-- Start of Source records --

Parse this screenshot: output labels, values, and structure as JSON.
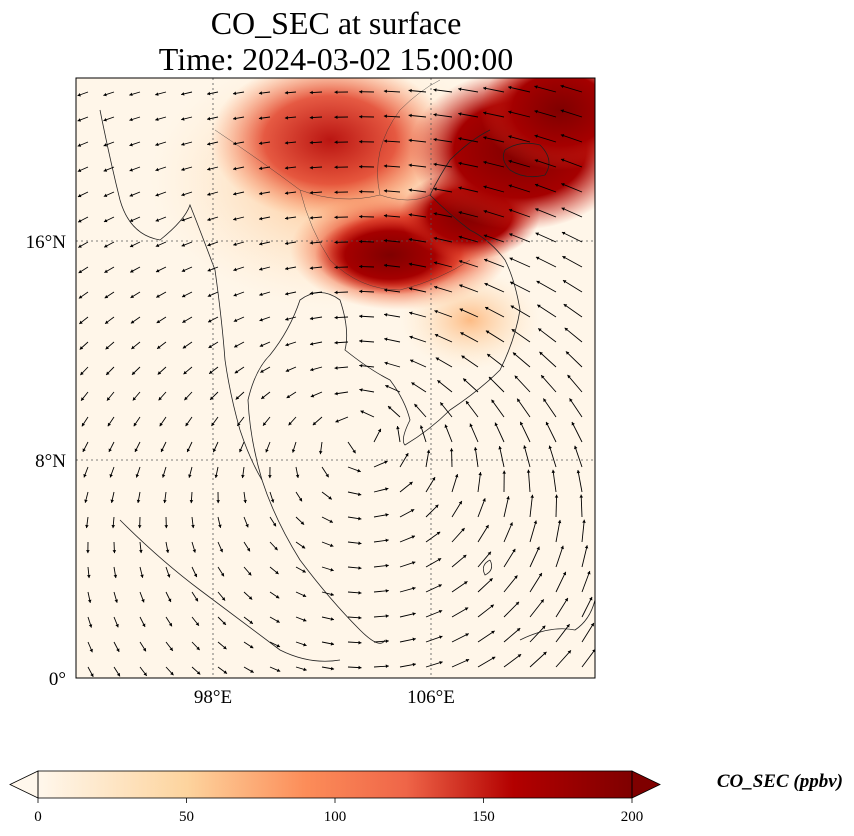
{
  "title_line1": "CO_SEC at surface",
  "title_line2": "Time: 2024-03-02 15:00:00",
  "map": {
    "lat_labels": [
      "16°N",
      "8°N",
      "0°"
    ],
    "lon_labels": [
      "98°E",
      "106°E"
    ],
    "lat_values": [
      16,
      8,
      0
    ],
    "lon_values": [
      98,
      106
    ],
    "extent": {
      "lon_min": 93,
      "lon_max": 112,
      "lat_min": 0,
      "lat_max": 22
    },
    "gridlines": "dotted",
    "overlay": "wind vectors",
    "colormap": "OrRd",
    "colors": {
      "low": "#fff7ec",
      "mid": "#fc8d59",
      "high": "#7f0000"
    }
  },
  "colorbar": {
    "label": "CO_SEC (ppbv)",
    "ticks": [
      "0",
      "50",
      "100",
      "150",
      "200"
    ],
    "tick_values": [
      0,
      50,
      100,
      150,
      200
    ],
    "extend": "both"
  }
}
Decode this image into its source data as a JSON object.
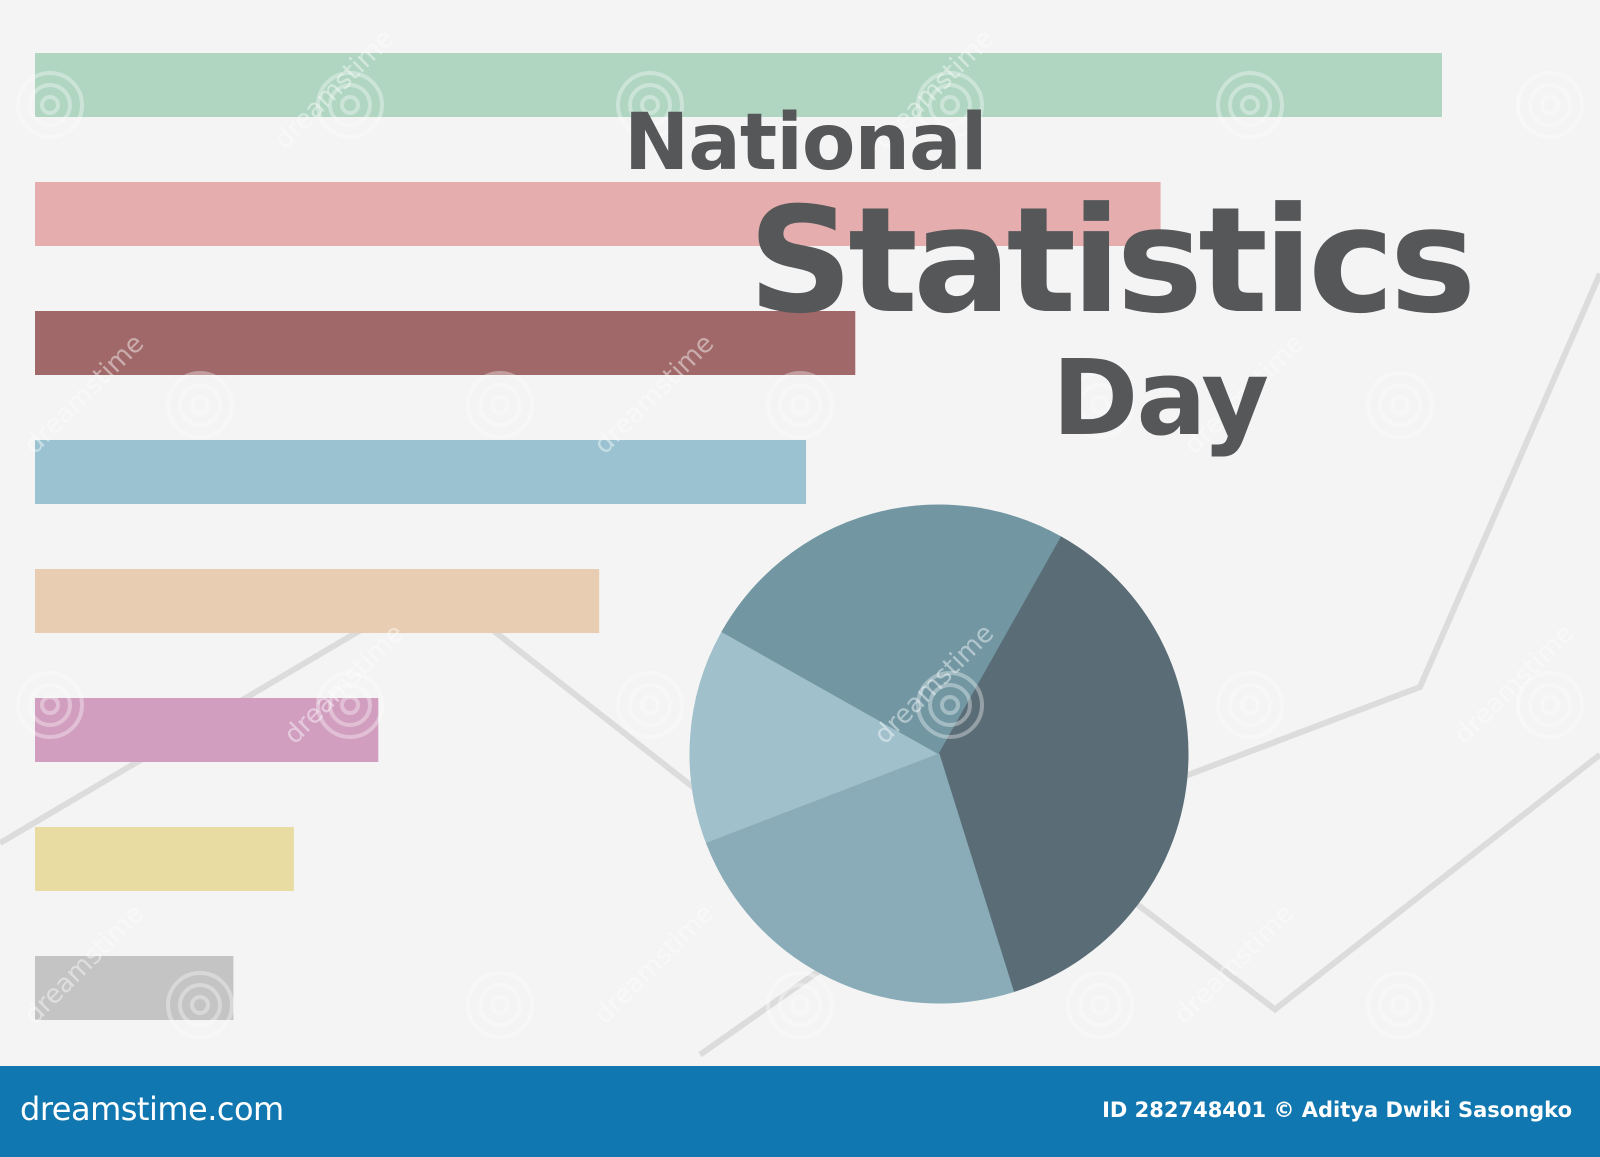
{
  "title": {
    "line1": "National",
    "line2": "Statistics",
    "line3": "Day"
  },
  "chart_data": [
    {
      "type": "bar",
      "orientation": "horizontal",
      "values": [
        100,
        80,
        58.3,
        54.8,
        40.1,
        24.4,
        18.4,
        14.1
      ],
      "colors": [
        "#b0d6c2",
        "#e5adad",
        "#a06868",
        "#9ac2d0",
        "#e8cdb2",
        "#d19ebf",
        "#e8dca2",
        "#c4c4c4"
      ]
    },
    {
      "type": "pie",
      "values": [
        14,
        25,
        37,
        24
      ],
      "colors": [
        "#a0c0cb",
        "#7297a3",
        "#5a6d77",
        "#89acb8"
      ]
    },
    {
      "type": "line",
      "series": [
        {
          "values": [
            15,
            48,
            7,
            35,
            88
          ]
        },
        {
          "values": [
            2,
            43,
            10,
            55
          ]
        }
      ],
      "color": "#dcdcdc"
    }
  ],
  "watermark": {
    "text": "dreamstime"
  },
  "footer": {
    "logo_text": "dreamstime.com",
    "credit_text": "ID 282748401 © Aditya Dwiki Sasongko"
  },
  "colors": {
    "background": "#f4f4f4",
    "title": "#555759",
    "footer": "#1177b0"
  }
}
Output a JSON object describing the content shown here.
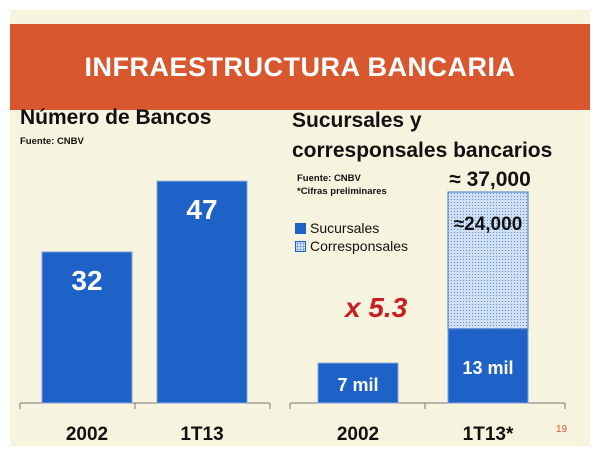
{
  "title": "INFRAESTRUCTURA BANCARIA",
  "page_number": "19",
  "multiplier_label": "x 5.3",
  "colors": {
    "title_band": "#d9572e",
    "background": "#f6f4df",
    "bar_blue": "#1e62c8",
    "bar_dots": "#cfe0f5",
    "multiplier": "#c81f25"
  },
  "chart_data": [
    {
      "type": "bar",
      "title": "Número de Bancos",
      "source": "Fuente: CNBV",
      "categories": [
        "2002",
        "1T13"
      ],
      "values": [
        32,
        47
      ],
      "data_labels": [
        "32",
        "47"
      ],
      "ylim": [
        0,
        50
      ],
      "grid": false
    },
    {
      "type": "bar",
      "stacked": true,
      "title": "Sucursales y corresponsales bancarios",
      "source": "Fuente: CNBV",
      "note": "*Cifras preliminares",
      "categories": [
        "2002",
        "1T13*"
      ],
      "series": [
        {
          "name": "Sucursales",
          "values": [
            7000,
            13000
          ],
          "labels": [
            "7 mil",
            "13 mil"
          ]
        },
        {
          "name": "Corresponsales",
          "values": [
            0,
            24000
          ],
          "labels": [
            "",
            "≈24,000"
          ]
        }
      ],
      "totals_labels": [
        "",
        "≈ 37,000"
      ],
      "ylim": [
        0,
        38000
      ],
      "legend": "top-left",
      "grid": false
    }
  ]
}
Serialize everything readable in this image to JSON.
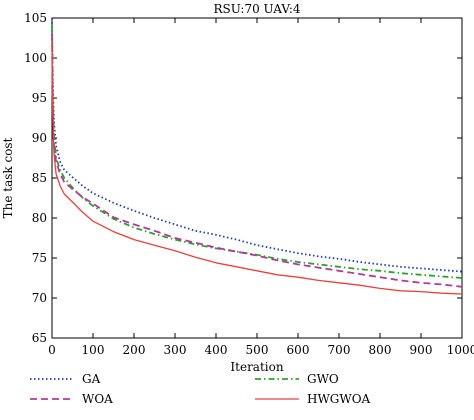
{
  "chart_data": {
    "type": "line",
    "title": "RSU:70 UAV:4",
    "xlabel": "Iteration",
    "ylabel": "The task cost",
    "xlim": [
      0,
      1000
    ],
    "ylim": [
      65,
      105
    ],
    "xticks": [
      0,
      100,
      200,
      300,
      400,
      500,
      600,
      700,
      800,
      900,
      1000
    ],
    "yticks": [
      65,
      70,
      75,
      80,
      85,
      90,
      95,
      100,
      105
    ],
    "x": [
      0,
      2,
      5,
      10,
      20,
      30,
      50,
      75,
      100,
      150,
      200,
      250,
      300,
      350,
      400,
      450,
      500,
      550,
      600,
      650,
      700,
      750,
      800,
      850,
      900,
      950,
      1000
    ],
    "series": [
      {
        "name": "GA",
        "color": "#1f3f9f",
        "dash": "dotted",
        "values": [
          105,
          97,
          92,
          89,
          87,
          86,
          85.1,
          84.0,
          83.1,
          81.9,
          80.9,
          80.0,
          79.2,
          78.4,
          77.9,
          77.3,
          76.6,
          76.1,
          75.6,
          75.2,
          74.9,
          74.5,
          74.2,
          73.9,
          73.7,
          73.5,
          73.3
        ]
      },
      {
        "name": "GWO",
        "color": "#2ea02e",
        "dash": "dashdot",
        "values": [
          104,
          95,
          90,
          87.5,
          86.0,
          85.0,
          83.8,
          82.5,
          81.5,
          79.9,
          78.8,
          78.0,
          77.3,
          76.7,
          76.2,
          75.8,
          75.4,
          74.9,
          74.5,
          74.2,
          73.9,
          73.6,
          73.4,
          73.1,
          72.9,
          72.7,
          72.5
        ]
      },
      {
        "name": "WOA",
        "color": "#b03a9c",
        "dash": "dashed",
        "values": [
          103,
          94,
          89,
          87.0,
          85.5,
          84.5,
          83.6,
          82.6,
          81.8,
          80.1,
          79.2,
          78.4,
          77.5,
          76.9,
          76.3,
          75.8,
          75.3,
          74.7,
          74.2,
          73.8,
          73.4,
          73.0,
          72.6,
          72.2,
          71.9,
          71.7,
          71.4
        ]
      },
      {
        "name": "HWGWOA",
        "color": "#e8413c",
        "dash": "solid",
        "values": [
          102,
          93,
          88,
          85.5,
          84.0,
          83.0,
          82.0,
          80.7,
          79.6,
          78.3,
          77.3,
          76.6,
          75.9,
          75.1,
          74.4,
          73.9,
          73.4,
          72.9,
          72.6,
          72.2,
          71.9,
          71.6,
          71.2,
          70.9,
          70.8,
          70.6,
          70.5
        ]
      }
    ],
    "grid": false,
    "legend_position": "bottom"
  }
}
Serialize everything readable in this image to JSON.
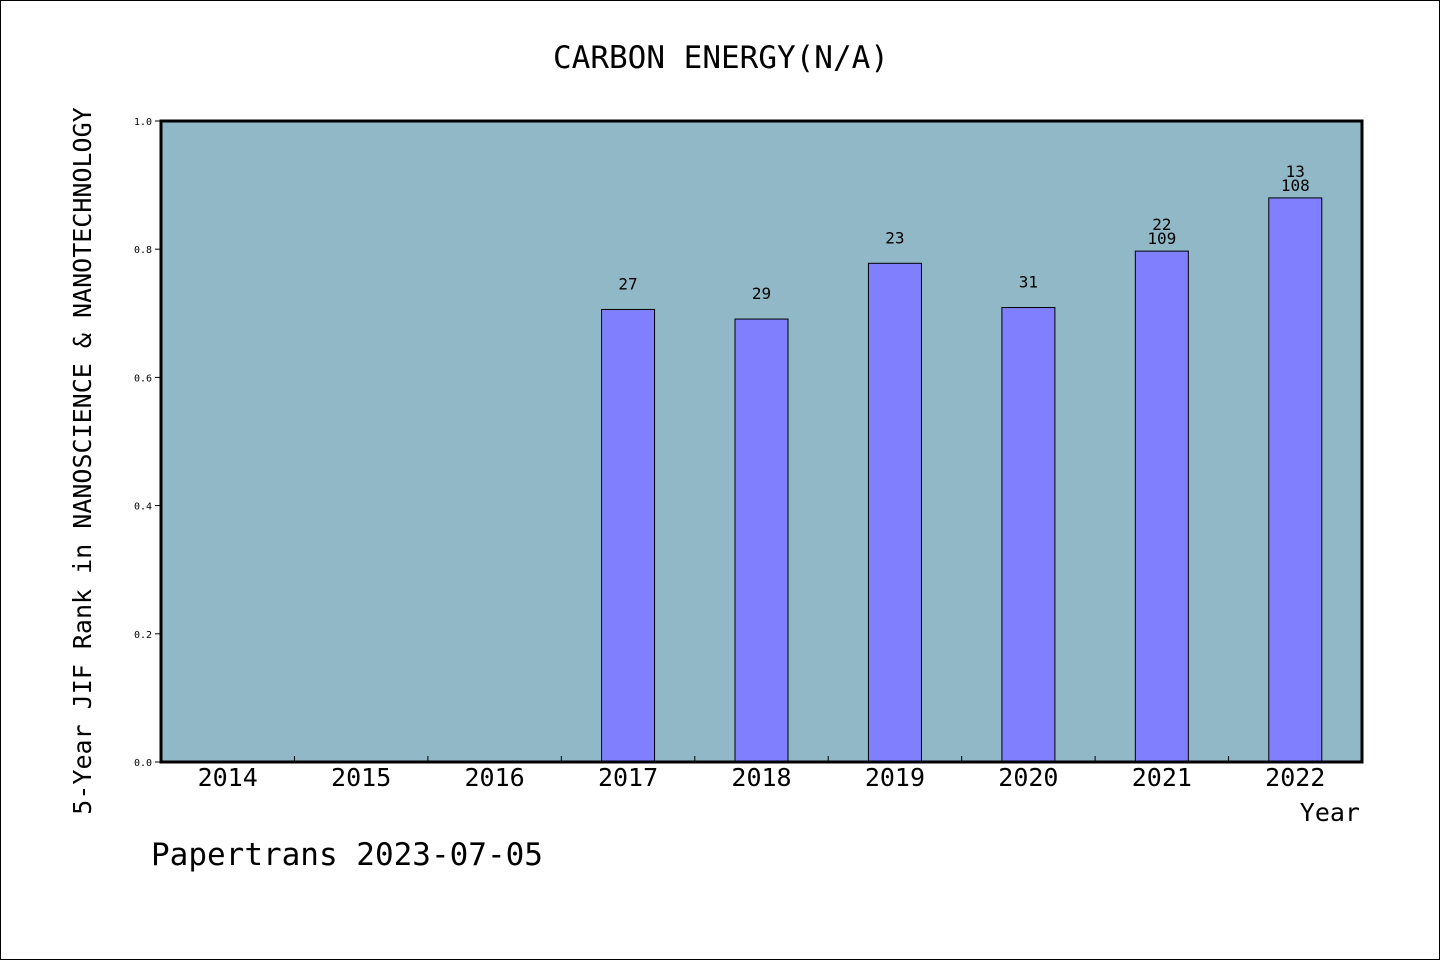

-- End of Source records --

_Your instructions_: Go through the records and pull out each line that includes the word "this".

_Written answer_:
Parse this screenshot: output labels, values, and structure as JSON.
Decode this image into its source data as a JSON object.
Serialize everything readable in this image to JSON.
Serialize everything readable in this image to JSON.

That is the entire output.